(Figure record extracts)

↓

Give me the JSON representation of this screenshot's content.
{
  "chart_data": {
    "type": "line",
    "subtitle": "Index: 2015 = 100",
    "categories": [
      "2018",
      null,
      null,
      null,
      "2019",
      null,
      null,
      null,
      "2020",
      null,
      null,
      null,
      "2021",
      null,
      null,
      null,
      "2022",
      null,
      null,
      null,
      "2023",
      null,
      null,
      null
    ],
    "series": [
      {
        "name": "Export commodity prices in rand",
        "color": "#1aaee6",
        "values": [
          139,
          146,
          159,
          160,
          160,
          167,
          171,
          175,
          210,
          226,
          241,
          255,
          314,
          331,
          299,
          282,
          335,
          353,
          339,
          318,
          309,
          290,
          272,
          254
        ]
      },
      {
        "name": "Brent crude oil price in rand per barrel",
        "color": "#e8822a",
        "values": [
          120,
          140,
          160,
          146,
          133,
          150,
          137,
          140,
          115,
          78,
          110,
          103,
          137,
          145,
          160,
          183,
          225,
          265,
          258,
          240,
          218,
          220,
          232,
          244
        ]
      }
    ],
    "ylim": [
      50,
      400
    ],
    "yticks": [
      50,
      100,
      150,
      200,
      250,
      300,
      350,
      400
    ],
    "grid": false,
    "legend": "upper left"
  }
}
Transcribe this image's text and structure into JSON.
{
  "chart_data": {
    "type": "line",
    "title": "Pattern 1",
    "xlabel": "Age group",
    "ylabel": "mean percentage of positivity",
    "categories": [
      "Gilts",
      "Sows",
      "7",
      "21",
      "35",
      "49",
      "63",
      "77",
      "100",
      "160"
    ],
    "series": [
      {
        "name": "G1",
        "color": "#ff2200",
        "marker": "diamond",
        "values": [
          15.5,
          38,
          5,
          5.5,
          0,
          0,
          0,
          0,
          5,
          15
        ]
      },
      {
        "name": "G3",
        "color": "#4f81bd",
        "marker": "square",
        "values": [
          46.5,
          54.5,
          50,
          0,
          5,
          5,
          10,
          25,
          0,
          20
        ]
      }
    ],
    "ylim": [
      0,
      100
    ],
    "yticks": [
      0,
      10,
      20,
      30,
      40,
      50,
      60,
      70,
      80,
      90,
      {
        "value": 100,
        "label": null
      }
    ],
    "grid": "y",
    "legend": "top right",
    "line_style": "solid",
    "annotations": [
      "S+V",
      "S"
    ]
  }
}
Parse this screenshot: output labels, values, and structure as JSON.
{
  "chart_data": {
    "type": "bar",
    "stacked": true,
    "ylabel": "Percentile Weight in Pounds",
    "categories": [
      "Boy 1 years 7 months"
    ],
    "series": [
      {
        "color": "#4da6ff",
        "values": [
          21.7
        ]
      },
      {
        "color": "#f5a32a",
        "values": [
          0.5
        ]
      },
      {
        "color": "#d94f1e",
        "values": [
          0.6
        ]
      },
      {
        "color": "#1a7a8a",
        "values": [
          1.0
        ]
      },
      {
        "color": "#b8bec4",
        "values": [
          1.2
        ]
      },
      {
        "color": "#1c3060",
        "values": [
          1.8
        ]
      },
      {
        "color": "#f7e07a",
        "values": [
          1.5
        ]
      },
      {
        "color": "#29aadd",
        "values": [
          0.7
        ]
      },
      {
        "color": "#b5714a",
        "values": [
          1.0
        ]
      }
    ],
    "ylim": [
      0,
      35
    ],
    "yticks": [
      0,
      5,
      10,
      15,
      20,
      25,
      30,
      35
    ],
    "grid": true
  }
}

↑

-- Problem description --
Which lines hold the word "screenshot"? Copy every one of them.

-- Exercise result --
Give me the JSON representation of this screenshot's content.
Parse this screenshot: output labels, values, and structure as JSON.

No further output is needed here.